**** DATASET RECORDS ****

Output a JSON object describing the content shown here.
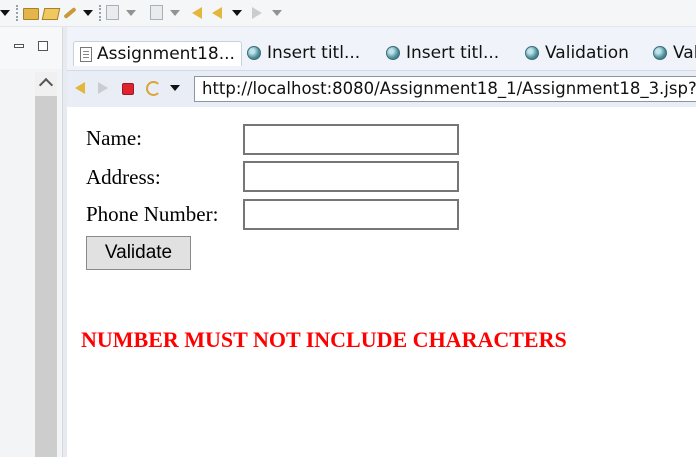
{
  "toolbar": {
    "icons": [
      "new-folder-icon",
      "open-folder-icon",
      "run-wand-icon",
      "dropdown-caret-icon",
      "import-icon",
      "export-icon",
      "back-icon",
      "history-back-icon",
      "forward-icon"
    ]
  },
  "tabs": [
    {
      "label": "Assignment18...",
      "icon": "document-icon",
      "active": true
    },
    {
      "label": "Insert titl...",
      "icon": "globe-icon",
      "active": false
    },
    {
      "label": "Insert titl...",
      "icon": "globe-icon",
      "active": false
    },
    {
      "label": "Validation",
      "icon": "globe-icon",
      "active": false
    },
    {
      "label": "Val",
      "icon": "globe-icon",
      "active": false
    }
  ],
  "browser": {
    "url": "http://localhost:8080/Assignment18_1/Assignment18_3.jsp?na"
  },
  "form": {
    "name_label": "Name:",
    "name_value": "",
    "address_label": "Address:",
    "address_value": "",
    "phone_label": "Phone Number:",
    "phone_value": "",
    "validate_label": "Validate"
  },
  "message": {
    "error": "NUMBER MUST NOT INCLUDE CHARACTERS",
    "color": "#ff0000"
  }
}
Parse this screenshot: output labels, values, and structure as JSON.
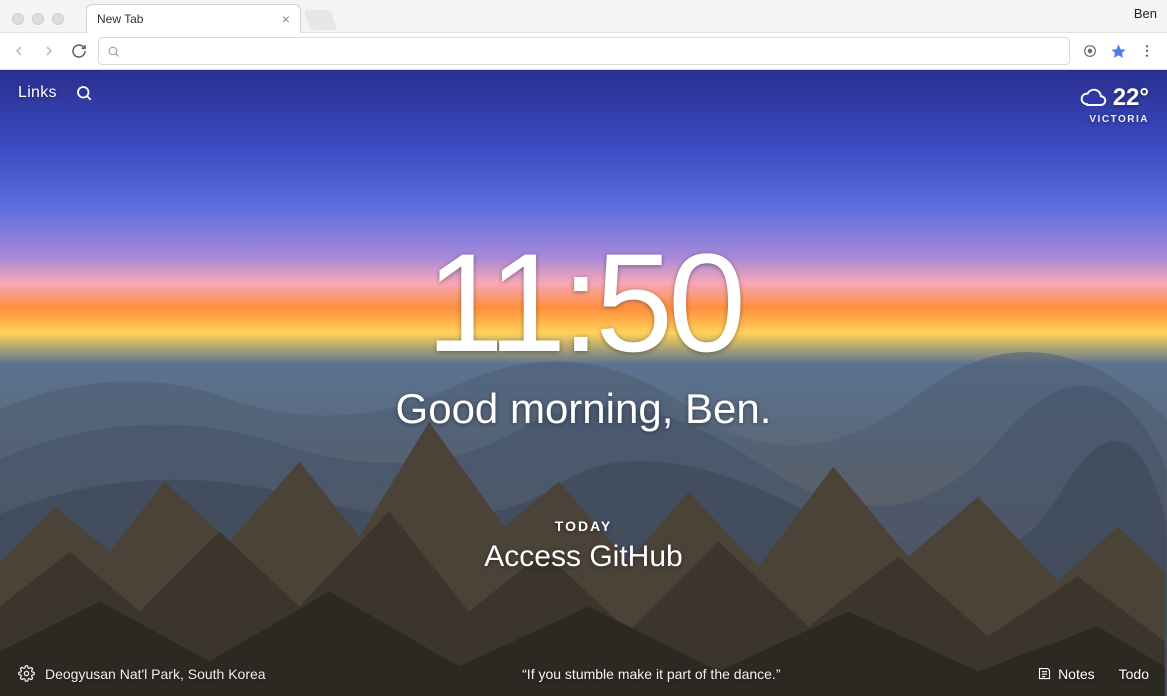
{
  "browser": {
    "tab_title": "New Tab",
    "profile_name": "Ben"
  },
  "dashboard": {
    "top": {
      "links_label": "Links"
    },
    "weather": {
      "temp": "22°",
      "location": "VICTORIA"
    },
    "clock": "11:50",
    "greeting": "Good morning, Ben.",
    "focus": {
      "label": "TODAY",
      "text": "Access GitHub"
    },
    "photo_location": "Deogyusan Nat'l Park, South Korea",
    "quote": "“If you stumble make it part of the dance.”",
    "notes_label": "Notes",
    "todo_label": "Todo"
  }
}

****

* **PROBLEM DESCRIPTION**:
Exactly the lines from the one containing "Parse this screenshot: output" to the final line of the entries are wanted; please write them out, both ends included, but not the pictures.

* **RESULT BELOW**:
Parse this screenshot: output labels, values, and structure as JSON.
{
  "browser": {
    "tab_title": "New Tab",
    "profile_name": "Ben"
  },
  "dashboard": {
    "top": {
      "links_label": "Links"
    },
    "weather": {
      "temp": "22°",
      "location": "VICTORIA"
    },
    "clock": "11:50",
    "greeting": "Good morning, Ben.",
    "focus": {
      "label": "TODAY",
      "text": "Access GitHub"
    },
    "photo_location": "Deogyusan Nat'l Park, South Korea",
    "quote": "“If you stumble make it part of the dance.”",
    "notes_label": "Notes",
    "todo_label": "Todo"
  }
}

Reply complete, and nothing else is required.